* Work to be completed: Write out the material again word for word, dropping any images it holds.

[start]

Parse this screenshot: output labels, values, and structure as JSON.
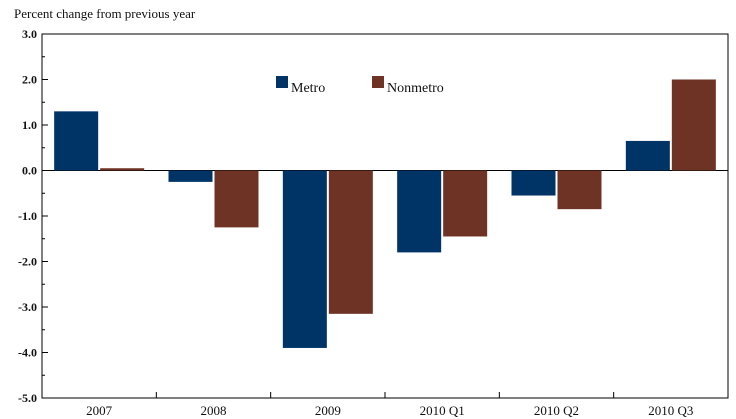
{
  "chart_data": {
    "type": "bar",
    "title": "",
    "xlabel": "",
    "ylabel": "Percent change from previous year",
    "categories": [
      "2007",
      "2008",
      "2009",
      "2010 Q1",
      "2010 Q2",
      "2010 Q3"
    ],
    "series": [
      {
        "name": "Metro",
        "color": "#003466",
        "values": [
          1.3,
          -0.25,
          -3.9,
          -1.8,
          -0.55,
          0.65
        ]
      },
      {
        "name": "Nonmetro",
        "color": "#6e3325",
        "values": [
          0.05,
          -1.25,
          -3.15,
          -1.45,
          -0.85,
          2.0
        ]
      }
    ],
    "ylim": [
      -5.0,
      3.0
    ],
    "yticks": [
      "3.0",
      "2.0",
      "1.0",
      "0.0",
      "-1.0",
      "-2.0",
      "-3.0",
      "-4.0",
      "-5.0"
    ],
    "grid": false,
    "legend_position": "top-center"
  }
}
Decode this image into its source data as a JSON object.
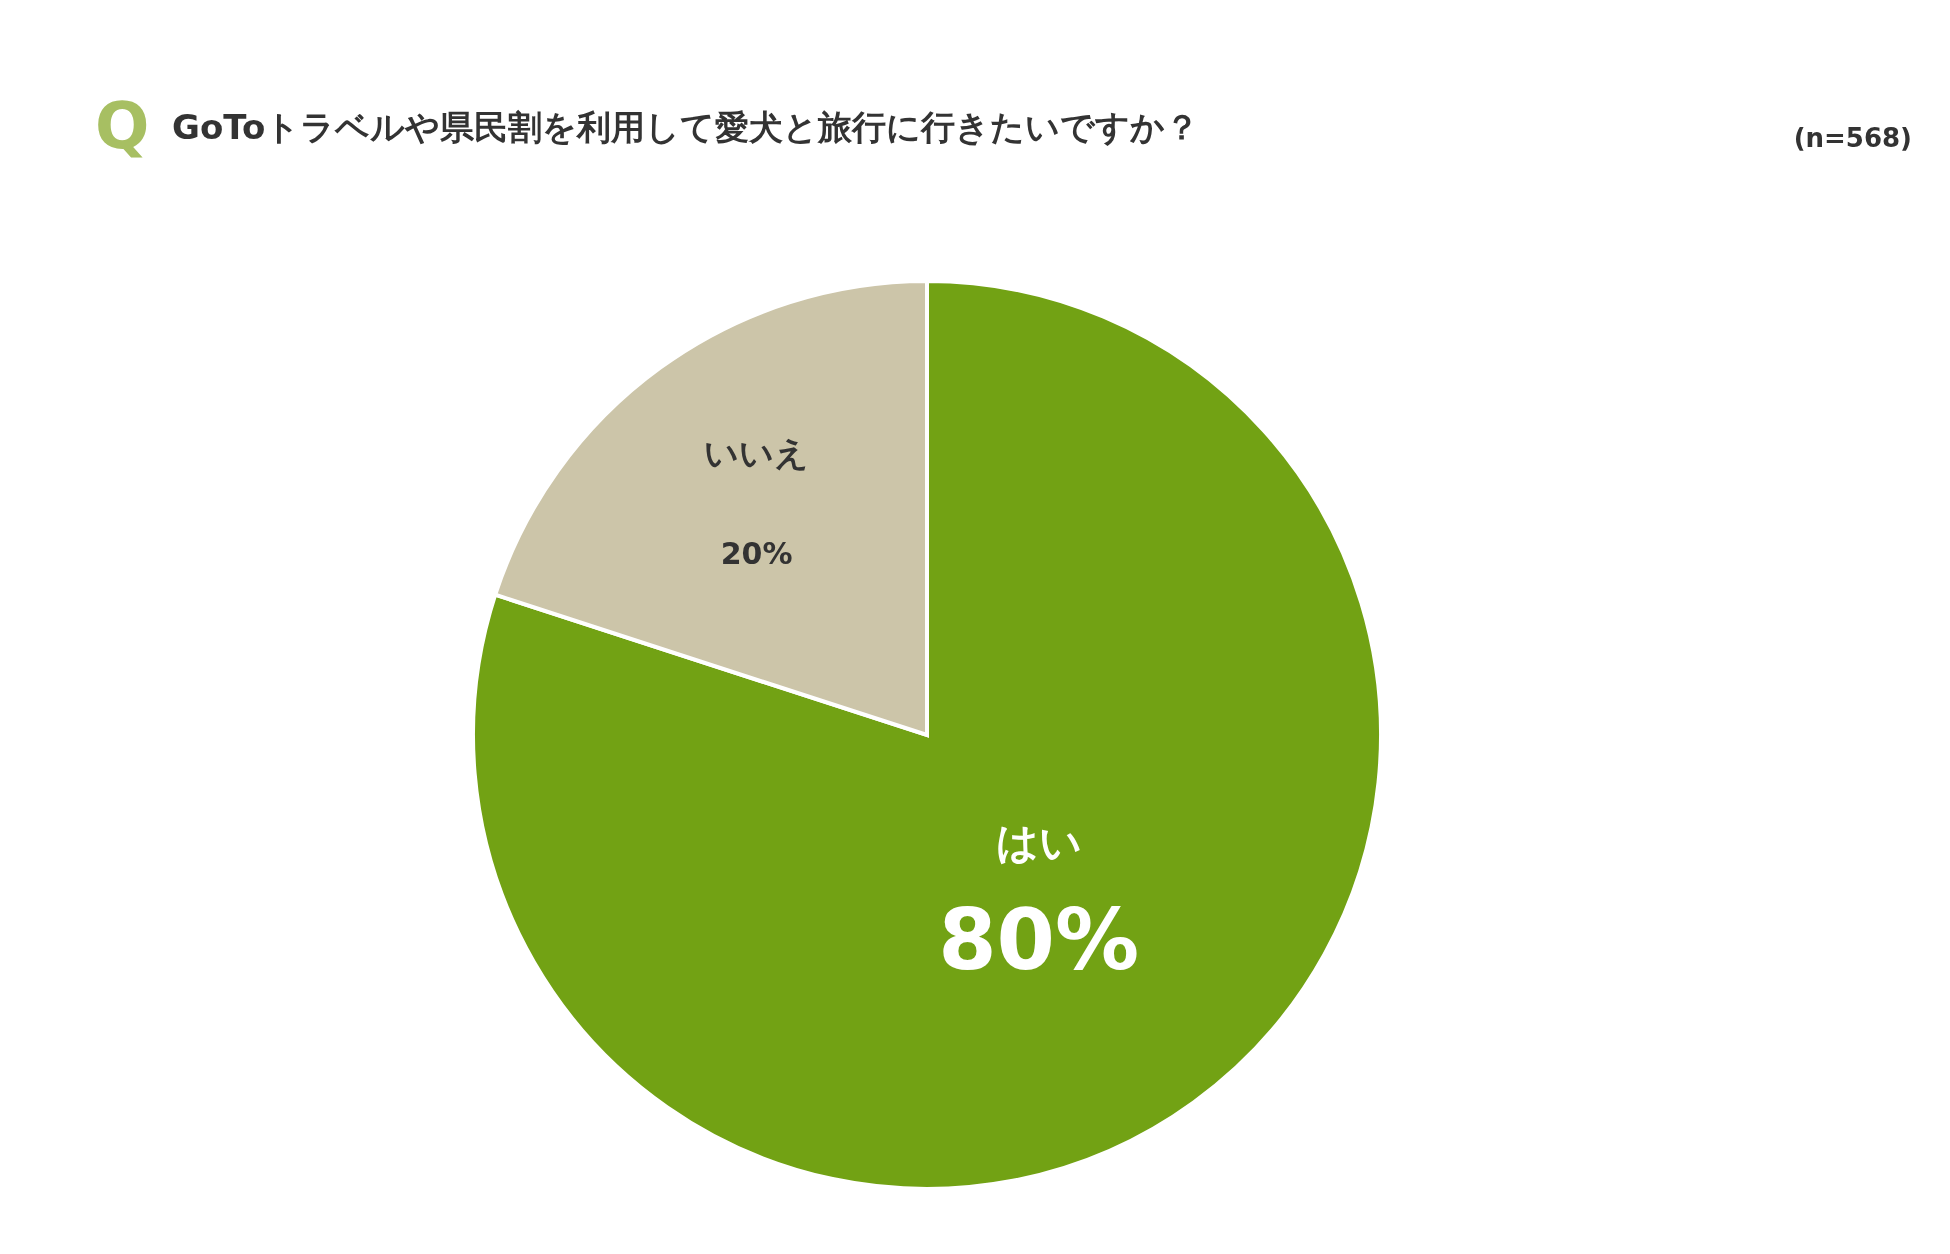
{
  "chart_data": {
    "type": "pie",
    "title": "GoToトラベルや県民割を利用して愛犬と旅行に行きたいですか？",
    "subtitle": "(n=568)",
    "annotations": [
      "Q"
    ],
    "categories": [
      "はい",
      "いいえ"
    ],
    "values": [
      80,
      20
    ],
    "value_labels": [
      "80%",
      "20%"
    ],
    "colors": [
      "#72a214",
      "#ccc5a9"
    ]
  }
}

[end]

* Output for this task:
Parse this screenshot: output labels, values, and structure as JSON.
{
  "chart_data": {
    "type": "bar",
    "title": "",
    "xlabel": "",
    "ylabel": "Percent change from previous year",
    "categories": [
      "2007",
      "2008",
      "2009",
      "2010 Q1",
      "2010 Q2",
      "2010 Q3"
    ],
    "series": [
      {
        "name": "Metro",
        "color": "#003466",
        "values": [
          1.3,
          -0.25,
          -3.9,
          -1.8,
          -0.55,
          0.65
        ]
      },
      {
        "name": "Nonmetro",
        "color": "#6e3325",
        "values": [
          0.05,
          -1.25,
          -3.15,
          -1.45,
          -0.85,
          2.0
        ]
      }
    ],
    "ylim": [
      -5.0,
      3.0
    ],
    "yticks": [
      "3.0",
      "2.0",
      "1.0",
      "0.0",
      "-1.0",
      "-2.0",
      "-3.0",
      "-4.0",
      "-5.0"
    ],
    "grid": false,
    "legend_position": "top-center"
  }
}
Decode this image into its source data as a JSON object.
{
  "chart_data": {
    "type": "pie",
    "title": "GoToトラベルや県民割を利用して愛犬と旅行に行きたいですか？",
    "subtitle": "(n=568)",
    "annotations": [
      "Q"
    ],
    "categories": [
      "はい",
      "いいえ"
    ],
    "values": [
      80,
      20
    ],
    "value_labels": [
      "80%",
      "20%"
    ],
    "colors": [
      "#72a214",
      "#ccc5a9"
    ]
  }
}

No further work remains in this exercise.